▸ **Short task**
Lines holding the string "What" are the ones to copy from this listing.

(Extracted records)
######
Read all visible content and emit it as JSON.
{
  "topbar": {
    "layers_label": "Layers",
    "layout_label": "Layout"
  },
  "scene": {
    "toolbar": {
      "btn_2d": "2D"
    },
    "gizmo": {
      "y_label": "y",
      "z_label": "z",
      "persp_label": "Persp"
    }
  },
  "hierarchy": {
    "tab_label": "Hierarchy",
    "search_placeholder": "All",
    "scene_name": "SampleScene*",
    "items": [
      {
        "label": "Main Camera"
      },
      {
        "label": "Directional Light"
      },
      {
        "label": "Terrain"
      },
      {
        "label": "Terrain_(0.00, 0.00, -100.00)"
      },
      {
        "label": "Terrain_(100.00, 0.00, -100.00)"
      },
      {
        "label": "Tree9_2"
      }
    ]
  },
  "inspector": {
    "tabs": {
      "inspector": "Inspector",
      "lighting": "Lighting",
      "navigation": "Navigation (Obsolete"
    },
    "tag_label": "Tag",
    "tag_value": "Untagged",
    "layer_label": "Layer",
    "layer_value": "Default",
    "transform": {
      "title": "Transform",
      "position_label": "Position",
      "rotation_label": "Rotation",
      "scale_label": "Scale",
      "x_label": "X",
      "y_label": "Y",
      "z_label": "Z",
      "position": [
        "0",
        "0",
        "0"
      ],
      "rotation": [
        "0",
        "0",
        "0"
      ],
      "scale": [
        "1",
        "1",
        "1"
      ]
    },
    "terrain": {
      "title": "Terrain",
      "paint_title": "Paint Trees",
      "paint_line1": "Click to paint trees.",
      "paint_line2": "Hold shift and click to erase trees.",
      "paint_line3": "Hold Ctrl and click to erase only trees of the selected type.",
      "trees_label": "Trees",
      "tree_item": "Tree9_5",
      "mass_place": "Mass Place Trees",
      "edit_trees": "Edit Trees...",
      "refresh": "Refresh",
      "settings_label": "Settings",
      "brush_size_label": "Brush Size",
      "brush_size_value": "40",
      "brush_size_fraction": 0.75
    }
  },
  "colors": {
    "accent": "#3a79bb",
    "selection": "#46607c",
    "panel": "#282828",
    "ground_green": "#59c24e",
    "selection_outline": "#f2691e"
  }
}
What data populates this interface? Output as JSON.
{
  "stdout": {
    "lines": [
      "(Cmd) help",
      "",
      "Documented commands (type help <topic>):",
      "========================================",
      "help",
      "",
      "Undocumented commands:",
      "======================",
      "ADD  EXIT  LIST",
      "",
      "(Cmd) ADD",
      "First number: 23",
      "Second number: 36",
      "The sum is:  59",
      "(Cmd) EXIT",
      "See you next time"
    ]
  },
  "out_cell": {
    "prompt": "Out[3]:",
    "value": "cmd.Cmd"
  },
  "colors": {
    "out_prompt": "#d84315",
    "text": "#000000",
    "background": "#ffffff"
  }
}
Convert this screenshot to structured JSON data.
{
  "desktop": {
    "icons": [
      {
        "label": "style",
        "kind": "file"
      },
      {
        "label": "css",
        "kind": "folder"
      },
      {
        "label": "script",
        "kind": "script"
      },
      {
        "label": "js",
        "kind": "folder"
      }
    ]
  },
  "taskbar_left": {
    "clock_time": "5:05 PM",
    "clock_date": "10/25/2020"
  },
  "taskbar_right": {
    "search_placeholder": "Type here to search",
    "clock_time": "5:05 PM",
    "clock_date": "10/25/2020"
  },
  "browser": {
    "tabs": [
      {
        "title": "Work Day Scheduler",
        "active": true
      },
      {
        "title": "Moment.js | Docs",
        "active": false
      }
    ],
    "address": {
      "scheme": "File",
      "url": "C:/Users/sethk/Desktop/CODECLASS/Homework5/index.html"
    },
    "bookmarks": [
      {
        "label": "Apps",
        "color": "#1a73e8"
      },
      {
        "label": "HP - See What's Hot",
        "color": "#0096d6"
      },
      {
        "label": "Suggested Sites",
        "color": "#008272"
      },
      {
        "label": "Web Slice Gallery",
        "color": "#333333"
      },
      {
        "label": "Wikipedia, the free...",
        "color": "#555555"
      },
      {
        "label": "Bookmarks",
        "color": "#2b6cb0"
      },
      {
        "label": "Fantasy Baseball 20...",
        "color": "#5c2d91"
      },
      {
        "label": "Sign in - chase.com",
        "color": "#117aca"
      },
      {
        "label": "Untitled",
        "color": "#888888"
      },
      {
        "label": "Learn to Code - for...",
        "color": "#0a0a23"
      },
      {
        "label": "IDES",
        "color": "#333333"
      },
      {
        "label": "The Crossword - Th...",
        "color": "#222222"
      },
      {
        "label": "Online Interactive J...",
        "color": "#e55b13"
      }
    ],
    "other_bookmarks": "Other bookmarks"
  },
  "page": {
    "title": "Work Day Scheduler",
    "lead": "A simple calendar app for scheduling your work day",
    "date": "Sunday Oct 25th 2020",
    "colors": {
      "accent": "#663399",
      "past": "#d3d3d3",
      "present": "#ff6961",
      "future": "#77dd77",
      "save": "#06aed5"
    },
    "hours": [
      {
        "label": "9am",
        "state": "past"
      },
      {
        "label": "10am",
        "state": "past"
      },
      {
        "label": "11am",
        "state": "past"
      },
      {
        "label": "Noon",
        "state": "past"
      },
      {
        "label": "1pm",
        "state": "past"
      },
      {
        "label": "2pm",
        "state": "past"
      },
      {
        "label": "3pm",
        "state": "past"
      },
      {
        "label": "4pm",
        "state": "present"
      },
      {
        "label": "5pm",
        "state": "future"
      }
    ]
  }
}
######
▸ **Worked answer**
What data populates this interface? Output as JSON.
        "label": "HP - See What's Hot",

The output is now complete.